▸ RECORDS SHOWN:
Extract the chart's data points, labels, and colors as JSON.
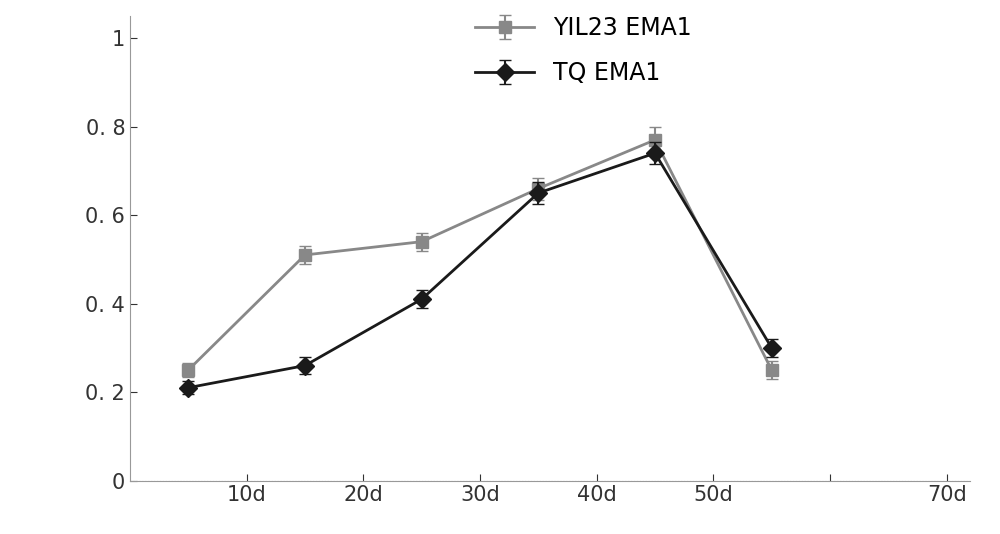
{
  "x_data": [
    5,
    15,
    25,
    35,
    45,
    55
  ],
  "tq_y": [
    0.21,
    0.26,
    0.41,
    0.65,
    0.74,
    0.3
  ],
  "tq_yerr": [
    0.015,
    0.02,
    0.02,
    0.025,
    0.025,
    0.02
  ],
  "yil23_y": [
    0.25,
    0.51,
    0.54,
    0.66,
    0.77,
    0.25
  ],
  "yil23_yerr": [
    0.015,
    0.02,
    0.02,
    0.025,
    0.03,
    0.02
  ],
  "tq_color": "#1a1a1a",
  "yil23_color": "#888888",
  "tq_label": "TQ EMA1",
  "yil23_label": "YIL23 EMA1",
  "ylim": [
    0,
    1.05
  ],
  "yticks": [
    0,
    0.2,
    0.4,
    0.6,
    0.8,
    1.0
  ],
  "ytick_labels": [
    "0",
    "0. 2",
    "0. 4",
    "0. 6",
    "0. 8",
    "1"
  ],
  "xtick_positions": [
    10,
    20,
    30,
    40,
    50,
    60,
    70
  ],
  "xtick_labels": [
    "10d",
    "20d",
    "30d",
    "40d",
    "50d",
    "",
    "70d"
  ],
  "xlim": [
    0,
    72
  ],
  "background_color": "#ffffff",
  "legend_fontsize": 17,
  "tick_fontsize": 15,
  "linewidth": 2.0,
  "markersize": 9,
  "capsize": 4,
  "elinewidth": 1.5
}
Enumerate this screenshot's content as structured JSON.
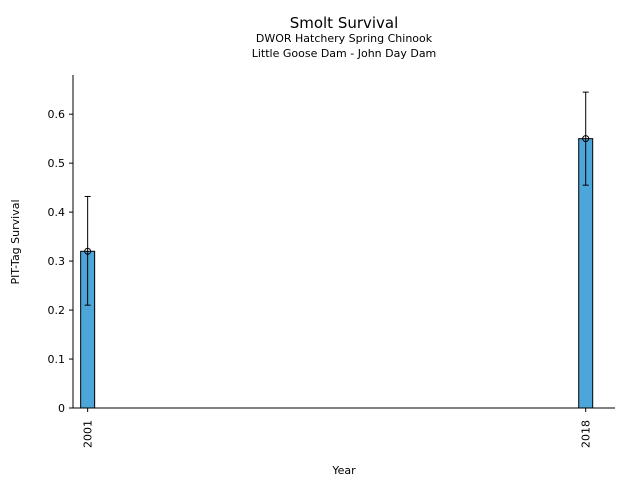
{
  "chart_data": {
    "type": "bar",
    "title": "Smolt Survival",
    "subtitle_lines": [
      "DWOR Hatchery Spring Chinook",
      "Little Goose Dam - John Day Dam"
    ],
    "xlabel": "Year",
    "ylabel": "PIT-Tag Survival",
    "x": [
      2001,
      2018
    ],
    "x_tick_labels": [
      "2001",
      "2018"
    ],
    "xlim": [
      2000.5,
      2019
    ],
    "values": [
      0.32,
      0.55
    ],
    "error_low": [
      0.21,
      0.455
    ],
    "error_high": [
      0.432,
      0.645
    ],
    "ylim": [
      0,
      0.68
    ],
    "y_ticks": [
      0,
      0.1,
      0.2,
      0.3,
      0.4,
      0.5,
      0.6
    ],
    "y_tick_labels": [
      "0",
      "0.1",
      "0.2",
      "0.3",
      "0.4",
      "0.5",
      "0.6"
    ],
    "bar_color": "#4da6d9",
    "grid": false,
    "legend": "none"
  }
}
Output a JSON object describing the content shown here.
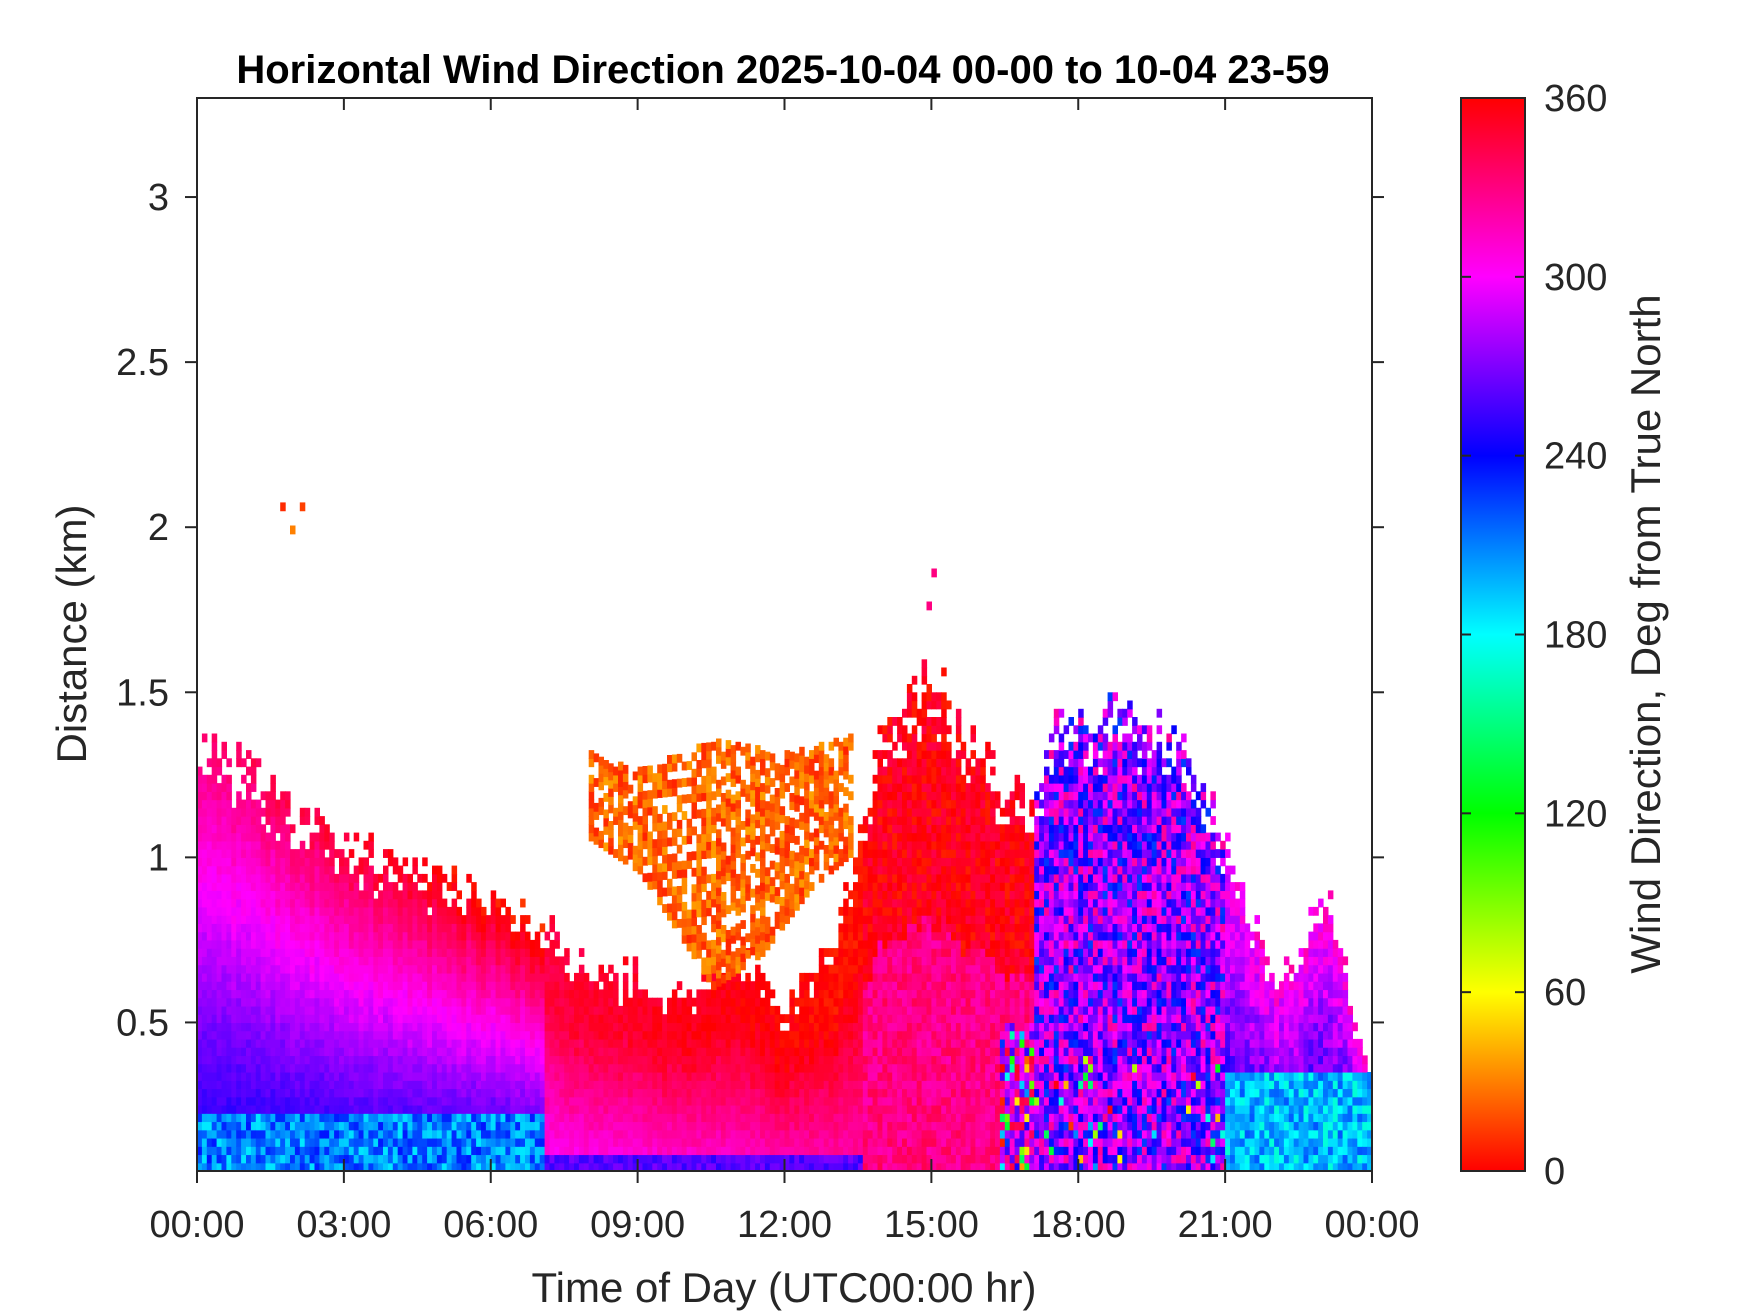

▸ GIVEN TASK: What comes back should match the records exactly, minus any pictures.

▸ EXERCISE OUTPUT:
Extract the chart's data points, labels, and colors as JSON.
{
  "x_data": [
    5,
    15,
    25,
    35,
    45,
    55
  ],
  "tq_y": [
    0.21,
    0.26,
    0.41,
    0.65,
    0.74,
    0.3
  ],
  "tq_yerr": [
    0.015,
    0.02,
    0.02,
    0.025,
    0.025,
    0.02
  ],
  "yil23_y": [
    0.25,
    0.51,
    0.54,
    0.66,
    0.77,
    0.25
  ],
  "yil23_yerr": [
    0.015,
    0.02,
    0.02,
    0.025,
    0.03,
    0.02
  ],
  "tq_color": "#1a1a1a",
  "yil23_color": "#888888",
  "tq_label": "TQ EMA1",
  "yil23_label": "YIL23 EMA1",
  "ylim": [
    0,
    1.05
  ],
  "yticks": [
    0,
    0.2,
    0.4,
    0.6,
    0.8,
    1.0
  ],
  "ytick_labels": [
    "0",
    "0. 2",
    "0. 4",
    "0. 6",
    "0. 8",
    "1"
  ],
  "xtick_positions": [
    10,
    20,
    30,
    40,
    50,
    60,
    70
  ],
  "xtick_labels": [
    "10d",
    "20d",
    "30d",
    "40d",
    "50d",
    "",
    "70d"
  ],
  "xlim": [
    0,
    72
  ],
  "background_color": "#ffffff",
  "legend_fontsize": 17,
  "tick_fontsize": 15,
  "linewidth": 2.0,
  "markersize": 9,
  "capsize": 4,
  "elinewidth": 1.5
}
Enumerate this screenshot's content as structured JSON.
{
  "chart_data": {
    "type": "bar",
    "title": "Smolt Survival",
    "subtitle_lines": [
      "DWOR Hatchery Spring Chinook",
      "Little Goose Dam - John Day Dam"
    ],
    "xlabel": "Year",
    "ylabel": "PIT-Tag Survival",
    "x": [
      2001,
      2018
    ],
    "x_tick_labels": [
      "2001",
      "2018"
    ],
    "xlim": [
      2000.5,
      2019
    ],
    "values": [
      0.32,
      0.55
    ],
    "error_low": [
      0.21,
      0.455
    ],
    "error_high": [
      0.432,
      0.645
    ],
    "ylim": [
      0,
      0.68
    ],
    "y_ticks": [
      0,
      0.1,
      0.2,
      0.3,
      0.4,
      0.5,
      0.6
    ],
    "y_tick_labels": [
      "0",
      "0.1",
      "0.2",
      "0.3",
      "0.4",
      "0.5",
      "0.6"
    ],
    "bar_color": "#4da6d9",
    "grid": false,
    "legend": "none"
  }
}
Output a JSON object describing the content shown here.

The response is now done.